## START Records

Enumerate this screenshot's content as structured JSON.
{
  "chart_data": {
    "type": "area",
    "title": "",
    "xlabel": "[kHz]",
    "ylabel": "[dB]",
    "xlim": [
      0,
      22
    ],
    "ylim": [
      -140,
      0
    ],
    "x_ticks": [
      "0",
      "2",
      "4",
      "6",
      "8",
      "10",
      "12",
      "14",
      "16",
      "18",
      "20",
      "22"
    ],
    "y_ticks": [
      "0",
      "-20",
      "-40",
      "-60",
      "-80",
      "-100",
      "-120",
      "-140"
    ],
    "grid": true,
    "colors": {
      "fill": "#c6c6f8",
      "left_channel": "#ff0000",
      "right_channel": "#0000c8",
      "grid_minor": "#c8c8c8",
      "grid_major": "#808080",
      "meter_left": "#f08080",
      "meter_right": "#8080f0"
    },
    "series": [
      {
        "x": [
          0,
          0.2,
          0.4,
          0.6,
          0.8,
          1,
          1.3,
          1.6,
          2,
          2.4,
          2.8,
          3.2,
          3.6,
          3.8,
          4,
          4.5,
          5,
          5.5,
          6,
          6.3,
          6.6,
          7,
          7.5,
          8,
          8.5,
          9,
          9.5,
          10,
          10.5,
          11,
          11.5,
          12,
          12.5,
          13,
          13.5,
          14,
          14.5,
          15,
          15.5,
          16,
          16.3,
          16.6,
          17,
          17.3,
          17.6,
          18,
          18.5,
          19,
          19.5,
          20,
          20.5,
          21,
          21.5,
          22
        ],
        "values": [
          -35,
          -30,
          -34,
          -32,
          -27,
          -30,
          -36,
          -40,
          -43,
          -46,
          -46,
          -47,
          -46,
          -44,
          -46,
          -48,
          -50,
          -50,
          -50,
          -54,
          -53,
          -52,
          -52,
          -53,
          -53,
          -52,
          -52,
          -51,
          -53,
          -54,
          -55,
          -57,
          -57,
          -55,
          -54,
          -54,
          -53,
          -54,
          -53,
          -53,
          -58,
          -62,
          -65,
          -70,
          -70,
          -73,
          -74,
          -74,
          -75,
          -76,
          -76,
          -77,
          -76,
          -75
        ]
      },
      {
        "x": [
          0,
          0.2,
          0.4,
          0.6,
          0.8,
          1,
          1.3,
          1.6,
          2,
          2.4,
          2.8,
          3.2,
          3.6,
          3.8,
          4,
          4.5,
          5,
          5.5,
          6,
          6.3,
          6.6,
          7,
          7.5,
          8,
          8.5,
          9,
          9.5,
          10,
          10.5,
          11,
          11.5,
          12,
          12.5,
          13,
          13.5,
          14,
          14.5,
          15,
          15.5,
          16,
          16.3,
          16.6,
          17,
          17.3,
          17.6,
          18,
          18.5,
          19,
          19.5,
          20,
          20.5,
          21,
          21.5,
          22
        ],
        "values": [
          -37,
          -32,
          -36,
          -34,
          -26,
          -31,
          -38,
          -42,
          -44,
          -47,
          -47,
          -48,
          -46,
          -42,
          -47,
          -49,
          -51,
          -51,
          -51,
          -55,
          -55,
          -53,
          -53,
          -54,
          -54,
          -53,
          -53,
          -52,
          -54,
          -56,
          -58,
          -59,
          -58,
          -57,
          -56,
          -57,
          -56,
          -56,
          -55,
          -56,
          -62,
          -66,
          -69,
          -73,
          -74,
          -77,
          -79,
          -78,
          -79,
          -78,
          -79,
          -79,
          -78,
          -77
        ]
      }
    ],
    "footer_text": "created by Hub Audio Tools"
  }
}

## END Records

**Task requirements**
Type out the material again exactly as presented.

**Expected answer**
Enumerate this screenshot's content as structured JSON.
{
  "chart_data": {
    "type": "area",
    "title": "",
    "xlabel": "[kHz]",
    "ylabel": "[dB]",
    "xlim": [
      0,
      22
    ],
    "ylim": [
      -140,
      0
    ],
    "x_ticks": [
      "0",
      "2",
      "4",
      "6",
      "8",
      "10",
      "12",
      "14",
      "16",
      "18",
      "20",
      "22"
    ],
    "y_ticks": [
      "0",
      "-20",
      "-40",
      "-60",
      "-80",
      "-100",
      "-120",
      "-140"
    ],
    "grid": true,
    "colors": {
      "fill": "#c6c6f8",
      "left_channel": "#ff0000",
      "right_channel": "#0000c8",
      "grid_minor": "#c8c8c8",
      "grid_major": "#808080",
      "meter_left": "#f08080",
      "meter_right": "#8080f0"
    },
    "series": [
      {
        "x": [
          0,
          0.2,
          0.4,
          0.6,
          0.8,
          1,
          1.3,
          1.6,
          2,
          2.4,
          2.8,
          3.2,
          3.6,
          3.8,
          4,
          4.5,
          5,
          5.5,
          6,
          6.3,
          6.6,
          7,
          7.5,
          8,
          8.5,
          9,
          9.5,
          10,
          10.5,
          11,
          11.5,
          12,
          12.5,
          13,
          13.5,
          14,
          14.5,
          15,
          15.5,
          16,
          16.3,
          16.6,
          17,
          17.3,
          17.6,
          18,
          18.5,
          19,
          19.5,
          20,
          20.5,
          21,
          21.5,
          22
        ],
        "values": [
          -35,
          -30,
          -34,
          -32,
          -27,
          -30,
          -36,
          -40,
          -43,
          -46,
          -46,
          -47,
          -46,
          -44,
          -46,
          -48,
          -50,
          -50,
          -50,
          -54,
          -53,
          -52,
          -52,
          -53,
          -53,
          -52,
          -52,
          -51,
          -53,
          -54,
          -55,
          -57,
          -57,
          -55,
          -54,
          -54,
          -53,
          -54,
          -53,
          -53,
          -58,
          -62,
          -65,
          -70,
          -70,
          -73,
          -74,
          -74,
          -75,
          -76,
          -76,
          -77,
          -76,
          -75
        ]
      },
      {
        "x": [
          0,
          0.2,
          0.4,
          0.6,
          0.8,
          1,
          1.3,
          1.6,
          2,
          2.4,
          2.8,
          3.2,
          3.6,
          3.8,
          4,
          4.5,
          5,
          5.5,
          6,
          6.3,
          6.6,
          7,
          7.5,
          8,
          8.5,
          9,
          9.5,
          10,
          10.5,
          11,
          11.5,
          12,
          12.5,
          13,
          13.5,
          14,
          14.5,
          15,
          15.5,
          16,
          16.3,
          16.6,
          17,
          17.3,
          17.6,
          18,
          18.5,
          19,
          19.5,
          20,
          20.5,
          21,
          21.5,
          22
        ],
        "values": [
          -37,
          -32,
          -36,
          -34,
          -26,
          -31,
          -38,
          -42,
          -44,
          -47,
          -47,
          -48,
          -46,
          -42,
          -47,
          -49,
          -51,
          -51,
          -51,
          -55,
          -55,
          -53,
          -53,
          -54,
          -54,
          -53,
          -53,
          -52,
          -54,
          -56,
          -58,
          -59,
          -58,
          -57,
          -56,
          -57,
          -56,
          -56,
          -55,
          -56,
          -62,
          -66,
          -69,
          -73,
          -74,
          -77,
          -79,
          -78,
          -79,
          -78,
          -79,
          -79,
          -78,
          -77
        ]
      }
    ],
    "footer_text": "created by Hub Audio Tools"
  }
}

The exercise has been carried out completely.